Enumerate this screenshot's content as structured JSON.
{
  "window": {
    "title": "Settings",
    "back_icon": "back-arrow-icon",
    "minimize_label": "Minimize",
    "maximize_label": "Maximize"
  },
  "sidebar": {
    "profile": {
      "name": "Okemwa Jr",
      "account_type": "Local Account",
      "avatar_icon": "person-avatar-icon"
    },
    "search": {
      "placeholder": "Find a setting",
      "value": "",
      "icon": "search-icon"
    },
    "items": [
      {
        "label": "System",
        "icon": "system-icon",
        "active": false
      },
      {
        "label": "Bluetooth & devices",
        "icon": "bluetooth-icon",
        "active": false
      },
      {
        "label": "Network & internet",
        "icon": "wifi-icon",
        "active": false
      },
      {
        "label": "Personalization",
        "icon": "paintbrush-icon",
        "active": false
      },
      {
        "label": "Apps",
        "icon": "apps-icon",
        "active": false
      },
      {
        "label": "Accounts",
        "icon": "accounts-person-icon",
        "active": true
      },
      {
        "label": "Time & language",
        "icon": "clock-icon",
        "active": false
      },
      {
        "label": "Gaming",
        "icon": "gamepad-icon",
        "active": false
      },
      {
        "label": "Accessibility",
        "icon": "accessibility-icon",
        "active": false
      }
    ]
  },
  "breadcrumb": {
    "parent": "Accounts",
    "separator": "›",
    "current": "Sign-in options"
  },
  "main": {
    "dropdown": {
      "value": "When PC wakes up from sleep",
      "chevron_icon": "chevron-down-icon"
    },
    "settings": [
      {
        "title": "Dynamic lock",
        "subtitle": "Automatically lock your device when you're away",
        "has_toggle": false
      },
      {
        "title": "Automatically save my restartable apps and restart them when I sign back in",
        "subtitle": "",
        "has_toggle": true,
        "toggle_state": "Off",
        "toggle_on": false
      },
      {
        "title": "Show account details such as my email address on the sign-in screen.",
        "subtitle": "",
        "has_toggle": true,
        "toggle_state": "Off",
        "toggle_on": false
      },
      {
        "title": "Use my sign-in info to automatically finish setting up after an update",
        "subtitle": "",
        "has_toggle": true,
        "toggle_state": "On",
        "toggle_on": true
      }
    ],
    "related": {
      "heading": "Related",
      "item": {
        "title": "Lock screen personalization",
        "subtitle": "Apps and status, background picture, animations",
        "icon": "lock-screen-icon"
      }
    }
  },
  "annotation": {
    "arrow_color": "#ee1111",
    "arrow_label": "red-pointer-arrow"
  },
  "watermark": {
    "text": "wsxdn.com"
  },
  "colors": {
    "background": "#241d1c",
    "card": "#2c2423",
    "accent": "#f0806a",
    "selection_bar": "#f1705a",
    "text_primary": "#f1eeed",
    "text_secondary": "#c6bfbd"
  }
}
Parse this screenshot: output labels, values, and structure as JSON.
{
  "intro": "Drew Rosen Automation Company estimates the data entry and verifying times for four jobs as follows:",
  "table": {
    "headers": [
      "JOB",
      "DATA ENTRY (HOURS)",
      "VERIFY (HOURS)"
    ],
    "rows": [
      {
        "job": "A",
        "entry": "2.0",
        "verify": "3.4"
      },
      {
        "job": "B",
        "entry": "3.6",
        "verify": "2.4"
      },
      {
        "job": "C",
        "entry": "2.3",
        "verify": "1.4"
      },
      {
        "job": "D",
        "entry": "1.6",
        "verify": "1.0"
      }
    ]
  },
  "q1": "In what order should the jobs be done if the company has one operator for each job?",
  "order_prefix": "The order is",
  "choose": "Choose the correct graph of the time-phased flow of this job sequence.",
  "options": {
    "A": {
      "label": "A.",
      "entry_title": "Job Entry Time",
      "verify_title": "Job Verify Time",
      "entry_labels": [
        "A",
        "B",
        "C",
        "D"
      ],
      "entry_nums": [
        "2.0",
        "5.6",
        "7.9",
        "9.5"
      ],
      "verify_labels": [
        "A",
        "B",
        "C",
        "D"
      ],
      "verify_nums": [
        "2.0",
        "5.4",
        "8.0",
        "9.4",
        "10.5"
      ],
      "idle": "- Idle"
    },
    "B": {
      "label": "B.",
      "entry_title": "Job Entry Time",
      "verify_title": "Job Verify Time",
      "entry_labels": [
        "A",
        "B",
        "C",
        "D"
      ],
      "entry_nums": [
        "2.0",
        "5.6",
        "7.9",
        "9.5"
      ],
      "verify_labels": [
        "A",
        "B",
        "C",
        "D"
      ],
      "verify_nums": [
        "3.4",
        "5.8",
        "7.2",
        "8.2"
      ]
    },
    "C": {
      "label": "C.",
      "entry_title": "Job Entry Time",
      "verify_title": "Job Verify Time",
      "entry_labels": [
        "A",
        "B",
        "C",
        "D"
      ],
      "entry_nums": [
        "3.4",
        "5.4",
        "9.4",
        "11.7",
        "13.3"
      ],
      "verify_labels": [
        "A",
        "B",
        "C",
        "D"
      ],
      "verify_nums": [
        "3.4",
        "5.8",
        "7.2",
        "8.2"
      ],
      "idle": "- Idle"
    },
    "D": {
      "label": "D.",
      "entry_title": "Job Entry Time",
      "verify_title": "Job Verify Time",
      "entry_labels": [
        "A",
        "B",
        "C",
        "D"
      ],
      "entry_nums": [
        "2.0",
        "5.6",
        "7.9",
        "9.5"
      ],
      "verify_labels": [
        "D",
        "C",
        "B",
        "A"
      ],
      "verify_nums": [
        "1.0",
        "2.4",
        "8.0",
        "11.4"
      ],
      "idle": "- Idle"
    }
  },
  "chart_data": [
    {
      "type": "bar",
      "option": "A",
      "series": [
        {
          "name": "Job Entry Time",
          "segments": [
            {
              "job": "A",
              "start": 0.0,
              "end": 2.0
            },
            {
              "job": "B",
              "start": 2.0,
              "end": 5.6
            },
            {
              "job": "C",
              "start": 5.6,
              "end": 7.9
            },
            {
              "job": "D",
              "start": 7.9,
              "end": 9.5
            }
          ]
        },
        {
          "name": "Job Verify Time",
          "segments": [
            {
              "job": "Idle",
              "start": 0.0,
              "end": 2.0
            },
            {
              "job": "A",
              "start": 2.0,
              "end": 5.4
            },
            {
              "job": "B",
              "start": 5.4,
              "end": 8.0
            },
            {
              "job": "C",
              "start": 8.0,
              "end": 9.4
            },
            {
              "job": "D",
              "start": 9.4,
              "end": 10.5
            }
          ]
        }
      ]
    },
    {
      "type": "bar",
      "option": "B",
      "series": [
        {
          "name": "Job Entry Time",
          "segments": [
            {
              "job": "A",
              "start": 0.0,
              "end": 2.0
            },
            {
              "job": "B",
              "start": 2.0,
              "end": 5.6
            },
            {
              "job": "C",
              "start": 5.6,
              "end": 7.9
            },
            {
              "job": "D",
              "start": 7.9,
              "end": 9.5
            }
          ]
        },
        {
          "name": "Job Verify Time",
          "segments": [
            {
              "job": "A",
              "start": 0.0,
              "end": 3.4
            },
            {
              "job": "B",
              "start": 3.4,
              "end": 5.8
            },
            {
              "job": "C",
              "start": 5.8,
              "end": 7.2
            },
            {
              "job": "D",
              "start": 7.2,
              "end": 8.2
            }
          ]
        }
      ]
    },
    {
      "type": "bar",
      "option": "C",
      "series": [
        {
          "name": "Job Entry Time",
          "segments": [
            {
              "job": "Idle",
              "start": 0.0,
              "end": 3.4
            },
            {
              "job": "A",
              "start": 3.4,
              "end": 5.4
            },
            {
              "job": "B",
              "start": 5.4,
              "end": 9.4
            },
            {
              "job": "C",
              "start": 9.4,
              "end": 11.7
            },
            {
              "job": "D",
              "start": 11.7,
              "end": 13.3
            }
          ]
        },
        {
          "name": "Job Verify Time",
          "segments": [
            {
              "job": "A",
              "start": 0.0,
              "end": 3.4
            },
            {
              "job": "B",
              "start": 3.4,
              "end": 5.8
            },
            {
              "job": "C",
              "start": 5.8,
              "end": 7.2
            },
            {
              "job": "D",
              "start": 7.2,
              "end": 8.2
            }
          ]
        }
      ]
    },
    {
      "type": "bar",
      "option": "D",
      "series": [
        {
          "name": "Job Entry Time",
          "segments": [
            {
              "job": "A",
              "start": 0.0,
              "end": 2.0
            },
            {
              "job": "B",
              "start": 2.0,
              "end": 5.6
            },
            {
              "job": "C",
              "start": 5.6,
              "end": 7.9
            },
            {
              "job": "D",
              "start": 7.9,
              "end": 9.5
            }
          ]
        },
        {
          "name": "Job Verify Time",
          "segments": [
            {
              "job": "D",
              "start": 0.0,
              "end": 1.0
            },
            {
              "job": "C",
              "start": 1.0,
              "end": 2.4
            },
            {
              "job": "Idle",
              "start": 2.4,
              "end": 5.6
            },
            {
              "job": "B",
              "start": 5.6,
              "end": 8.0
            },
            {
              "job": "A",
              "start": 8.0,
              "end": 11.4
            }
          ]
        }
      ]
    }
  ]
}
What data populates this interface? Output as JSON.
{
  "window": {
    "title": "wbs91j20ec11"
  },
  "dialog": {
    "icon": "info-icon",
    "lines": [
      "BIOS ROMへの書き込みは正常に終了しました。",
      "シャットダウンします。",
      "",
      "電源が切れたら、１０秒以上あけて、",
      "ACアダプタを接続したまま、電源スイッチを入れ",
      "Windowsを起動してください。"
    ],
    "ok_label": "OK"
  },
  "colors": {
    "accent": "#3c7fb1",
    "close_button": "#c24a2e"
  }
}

(EXERCISE BRIEF): Print the line containing "What data populates" and every line after it to the end of the records above, exactly as written, and nothing else.

(EXPECTED OUTPUT):
What data populates this interface? Output as JSON.
{
  "window": {
    "title": "wbs91j20ec11"
  },
  "dialog": {
    "icon": "info-icon",
    "lines": [
      "BIOS ROMへの書き込みは正常に終了しました。",
      "シャットダウンします。",
      "",
      "電源が切れたら、１０秒以上あけて、",
      "ACアダプタを接続したまま、電源スイッチを入れ",
      "Windowsを起動してください。"
    ],
    "ok_label": "OK"
  },
  "colors": {
    "accent": "#3c7fb1",
    "close_button": "#c24a2e"
  }
}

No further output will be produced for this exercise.